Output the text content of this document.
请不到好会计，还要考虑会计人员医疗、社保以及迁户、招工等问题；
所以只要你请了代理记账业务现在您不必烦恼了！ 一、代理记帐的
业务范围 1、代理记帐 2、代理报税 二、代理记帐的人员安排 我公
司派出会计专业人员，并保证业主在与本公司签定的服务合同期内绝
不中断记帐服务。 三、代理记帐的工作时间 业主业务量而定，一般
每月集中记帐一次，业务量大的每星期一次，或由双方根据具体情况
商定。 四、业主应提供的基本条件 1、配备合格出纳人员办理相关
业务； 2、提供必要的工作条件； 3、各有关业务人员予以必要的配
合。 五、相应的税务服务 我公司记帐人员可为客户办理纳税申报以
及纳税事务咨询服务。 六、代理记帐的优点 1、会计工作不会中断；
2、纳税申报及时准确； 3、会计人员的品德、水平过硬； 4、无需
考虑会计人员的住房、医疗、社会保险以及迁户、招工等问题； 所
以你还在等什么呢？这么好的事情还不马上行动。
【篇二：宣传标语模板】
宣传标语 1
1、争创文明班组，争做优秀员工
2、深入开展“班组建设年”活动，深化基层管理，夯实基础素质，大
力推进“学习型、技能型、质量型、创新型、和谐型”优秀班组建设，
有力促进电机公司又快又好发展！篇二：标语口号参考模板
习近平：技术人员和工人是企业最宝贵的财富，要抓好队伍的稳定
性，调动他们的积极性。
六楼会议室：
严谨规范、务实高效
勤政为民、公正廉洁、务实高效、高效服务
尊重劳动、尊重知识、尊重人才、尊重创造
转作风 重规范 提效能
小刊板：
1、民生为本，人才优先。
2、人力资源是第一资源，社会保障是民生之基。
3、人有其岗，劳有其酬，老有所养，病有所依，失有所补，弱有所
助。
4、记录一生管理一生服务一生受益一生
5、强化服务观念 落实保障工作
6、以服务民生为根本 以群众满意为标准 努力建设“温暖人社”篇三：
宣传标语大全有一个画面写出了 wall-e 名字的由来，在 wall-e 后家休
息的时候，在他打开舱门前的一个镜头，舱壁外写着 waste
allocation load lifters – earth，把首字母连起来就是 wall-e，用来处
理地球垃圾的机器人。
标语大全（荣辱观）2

◆ ◆ ◆ ◆ ◆ ◆ ◆

Above are several records. Count the lines among them that contain "wall" and give only the total.

2